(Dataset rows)
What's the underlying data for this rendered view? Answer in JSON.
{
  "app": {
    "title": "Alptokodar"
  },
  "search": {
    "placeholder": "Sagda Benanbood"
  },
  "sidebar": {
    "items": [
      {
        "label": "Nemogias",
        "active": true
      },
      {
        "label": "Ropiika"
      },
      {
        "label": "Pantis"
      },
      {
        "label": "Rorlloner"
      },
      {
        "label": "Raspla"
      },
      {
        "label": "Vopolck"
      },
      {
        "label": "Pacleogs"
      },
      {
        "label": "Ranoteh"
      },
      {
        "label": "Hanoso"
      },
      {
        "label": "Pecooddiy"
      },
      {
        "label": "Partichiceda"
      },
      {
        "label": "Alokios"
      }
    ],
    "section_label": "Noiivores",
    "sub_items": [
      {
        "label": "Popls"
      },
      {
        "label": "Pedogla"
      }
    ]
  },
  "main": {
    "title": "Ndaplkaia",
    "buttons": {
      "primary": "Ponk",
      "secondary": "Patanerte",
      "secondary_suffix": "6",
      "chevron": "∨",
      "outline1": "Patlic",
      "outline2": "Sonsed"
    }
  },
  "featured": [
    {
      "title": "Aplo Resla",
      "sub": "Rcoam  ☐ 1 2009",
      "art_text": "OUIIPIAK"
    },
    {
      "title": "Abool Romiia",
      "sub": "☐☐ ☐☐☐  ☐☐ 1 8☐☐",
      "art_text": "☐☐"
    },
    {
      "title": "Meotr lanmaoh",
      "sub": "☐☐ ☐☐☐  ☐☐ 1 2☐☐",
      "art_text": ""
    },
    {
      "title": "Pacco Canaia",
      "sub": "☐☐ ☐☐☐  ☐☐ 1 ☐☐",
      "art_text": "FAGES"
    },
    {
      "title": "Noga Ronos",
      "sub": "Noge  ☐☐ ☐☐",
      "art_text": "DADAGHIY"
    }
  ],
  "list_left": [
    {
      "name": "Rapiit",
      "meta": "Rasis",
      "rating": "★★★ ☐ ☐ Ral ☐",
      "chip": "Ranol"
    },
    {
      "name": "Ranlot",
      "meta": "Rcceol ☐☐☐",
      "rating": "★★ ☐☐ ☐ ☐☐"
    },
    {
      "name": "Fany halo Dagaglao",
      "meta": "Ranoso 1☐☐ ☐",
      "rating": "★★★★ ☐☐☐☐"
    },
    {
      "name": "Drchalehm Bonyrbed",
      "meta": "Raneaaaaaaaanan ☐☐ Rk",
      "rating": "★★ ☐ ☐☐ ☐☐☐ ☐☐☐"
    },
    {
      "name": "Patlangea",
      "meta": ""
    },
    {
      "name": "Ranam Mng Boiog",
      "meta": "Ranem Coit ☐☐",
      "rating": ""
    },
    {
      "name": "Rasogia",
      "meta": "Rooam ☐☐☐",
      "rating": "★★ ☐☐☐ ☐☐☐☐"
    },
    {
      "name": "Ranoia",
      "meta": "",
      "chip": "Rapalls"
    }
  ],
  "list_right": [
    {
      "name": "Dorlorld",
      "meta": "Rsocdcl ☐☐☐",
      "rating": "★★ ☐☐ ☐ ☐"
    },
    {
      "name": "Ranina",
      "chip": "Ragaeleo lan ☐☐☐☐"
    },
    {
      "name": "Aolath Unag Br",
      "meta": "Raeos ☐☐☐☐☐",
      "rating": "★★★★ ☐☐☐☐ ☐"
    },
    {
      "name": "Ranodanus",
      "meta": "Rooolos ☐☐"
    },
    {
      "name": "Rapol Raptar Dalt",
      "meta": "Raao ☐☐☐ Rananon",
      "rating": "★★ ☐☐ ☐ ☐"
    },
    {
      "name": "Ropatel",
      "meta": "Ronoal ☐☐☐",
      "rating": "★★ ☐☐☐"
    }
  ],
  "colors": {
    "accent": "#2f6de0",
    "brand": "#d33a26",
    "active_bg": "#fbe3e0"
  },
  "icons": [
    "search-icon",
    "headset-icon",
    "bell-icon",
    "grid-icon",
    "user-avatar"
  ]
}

*BRIEF:* Go through the material and copy out every line with "rating" in it.

*OUTPUT:*
      "rating": "★★★ ☐ ☐ Ral ☐",
      "rating": "★★ ☐☐ ☐ ☐☐"
      "rating": "★★★★ ☐☐☐☐"
      "rating": "★★ ☐ ☐☐ ☐☐☐ ☐☐☐"
      "rating": ""
      "rating": "★★ ☐☐☐ ☐☐☐☐"
      "rating": "★★ ☐☐ ☐ ☐"
      "rating": "★★★★ ☐☐☐☐ ☐"
      "rating": "★★ ☐☐ ☐ ☐"
      "rating": "★★ ☐☐☐"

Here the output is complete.